Copy everything in the listing below word for word, apart from any images.

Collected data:
═══
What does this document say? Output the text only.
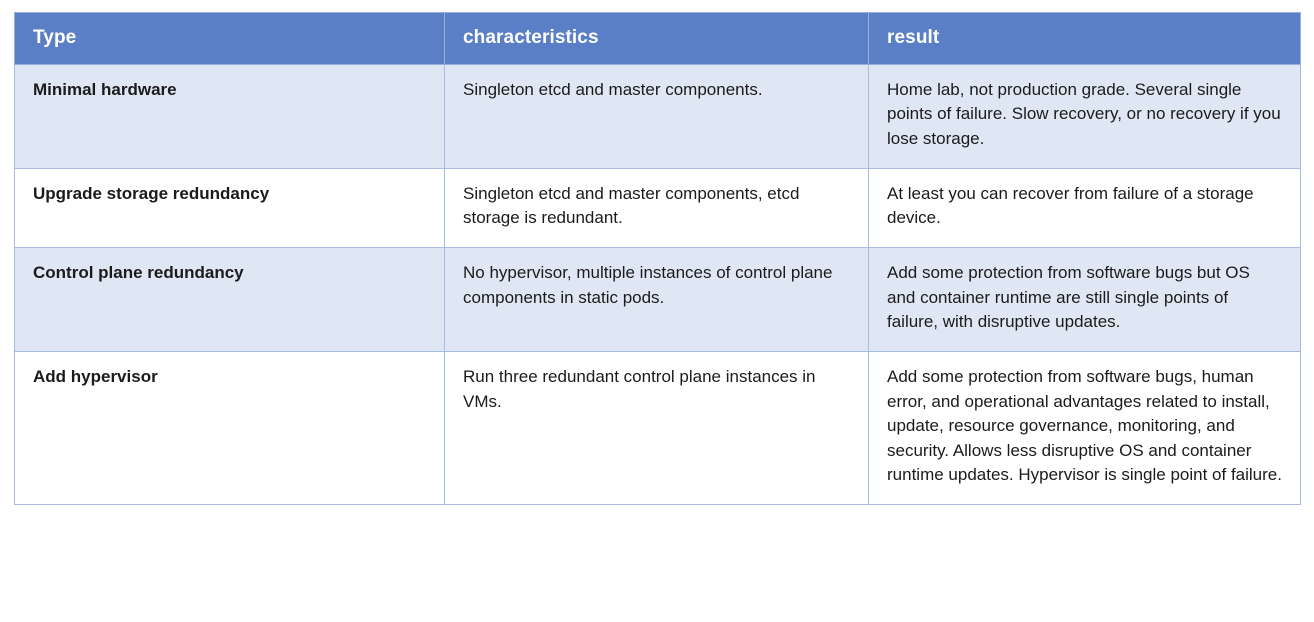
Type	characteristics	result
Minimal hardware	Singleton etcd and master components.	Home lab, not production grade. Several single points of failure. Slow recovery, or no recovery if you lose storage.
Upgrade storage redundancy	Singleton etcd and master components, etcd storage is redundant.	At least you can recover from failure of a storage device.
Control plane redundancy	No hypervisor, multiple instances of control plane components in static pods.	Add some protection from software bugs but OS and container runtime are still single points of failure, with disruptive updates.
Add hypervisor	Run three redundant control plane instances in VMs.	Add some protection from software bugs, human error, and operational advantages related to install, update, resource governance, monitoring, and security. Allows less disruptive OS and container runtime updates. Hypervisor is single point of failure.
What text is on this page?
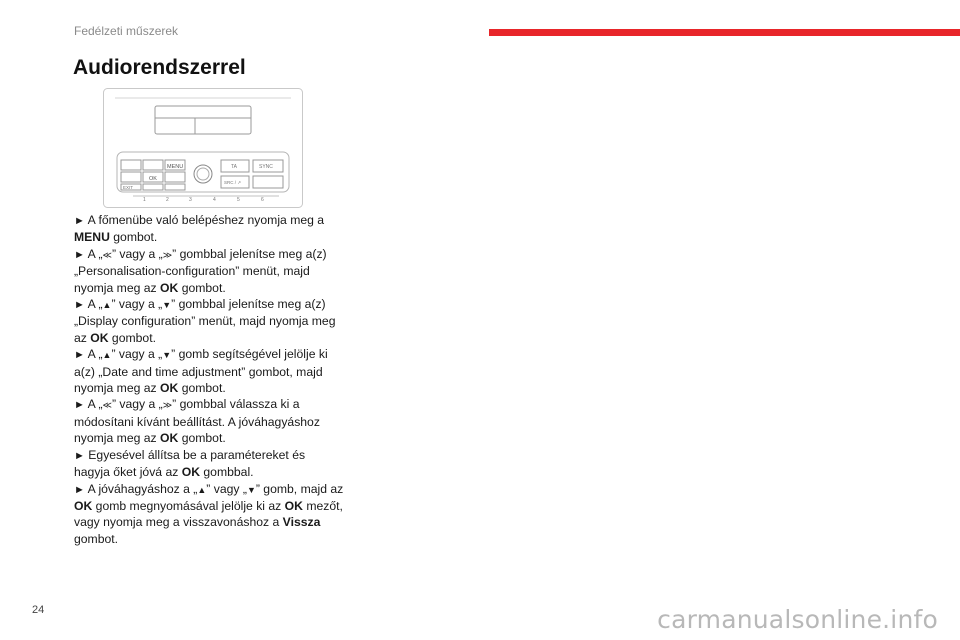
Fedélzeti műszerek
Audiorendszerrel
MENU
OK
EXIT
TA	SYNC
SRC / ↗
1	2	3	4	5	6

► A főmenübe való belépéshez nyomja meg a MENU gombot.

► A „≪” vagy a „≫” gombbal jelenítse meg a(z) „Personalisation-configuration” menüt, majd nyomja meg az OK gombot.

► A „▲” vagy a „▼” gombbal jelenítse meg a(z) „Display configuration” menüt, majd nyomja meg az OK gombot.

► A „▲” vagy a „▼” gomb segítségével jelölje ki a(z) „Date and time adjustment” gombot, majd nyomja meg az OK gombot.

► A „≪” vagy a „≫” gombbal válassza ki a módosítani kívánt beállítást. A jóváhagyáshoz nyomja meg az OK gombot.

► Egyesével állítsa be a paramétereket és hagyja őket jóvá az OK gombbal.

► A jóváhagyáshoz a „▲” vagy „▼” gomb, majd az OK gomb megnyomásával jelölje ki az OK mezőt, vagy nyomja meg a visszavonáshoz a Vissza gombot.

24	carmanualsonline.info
═══
- CORRECT OUTPUT
What does this document say? Output the text only.
Type	characteristics	result
Minimal hardware	Singleton etcd and master components.	Home lab, not production grade. Several single points of failure. Slow recovery, or no recovery if you lose storage.
Upgrade storage redundancy	Singleton etcd and master components, etcd storage is redundant.	At least you can recover from failure of a storage device.
Control plane redundancy	No hypervisor, multiple instances of control plane components in static pods.	Add some protection from software bugs but OS and container runtime are still single points of failure, with disruptive updates.
Add hypervisor	Run three redundant control plane instances in VMs.	Add some protection from software bugs, human error, and operational advantages related to install, update, resource governance, monitoring, and security. Allows less disruptive OS and container runtime updates. Hypervisor is single point of failure.
What text is on this page?
Fedélzeti műszerek
Audiorendszerrel
MENU
OK
EXIT
TA	SYNC
SRC / ↗
1	2	3	4	5	6

► A főmenübe való belépéshez nyomja meg a MENU gombot.

► A „≪” vagy a „≫” gombbal jelenítse meg a(z) „Personalisation-configuration” menüt, majd nyomja meg az OK gombot.

► A „▲” vagy a „▼” gombbal jelenítse meg a(z) „Display configuration” menüt, majd nyomja meg az OK gombot.

► A „▲” vagy a „▼” gomb segítségével jelölje ki a(z) „Date and time adjustment” gombot, majd nyomja meg az OK gombot.

► A „≪” vagy a „≫” gombbal válassza ki a módosítani kívánt beállítást. A jóváhagyáshoz nyomja meg az OK gombot.

► Egyesével állítsa be a paramétereket és hagyja őket jóvá az OK gombbal.

► A jóváhagyáshoz a „▲” vagy „▼” gomb, majd az OK gomb megnyomásával jelölje ki az OK mezőt, vagy nyomja meg a visszavonáshoz a Vissza gombot.

24	carmanualsonline.info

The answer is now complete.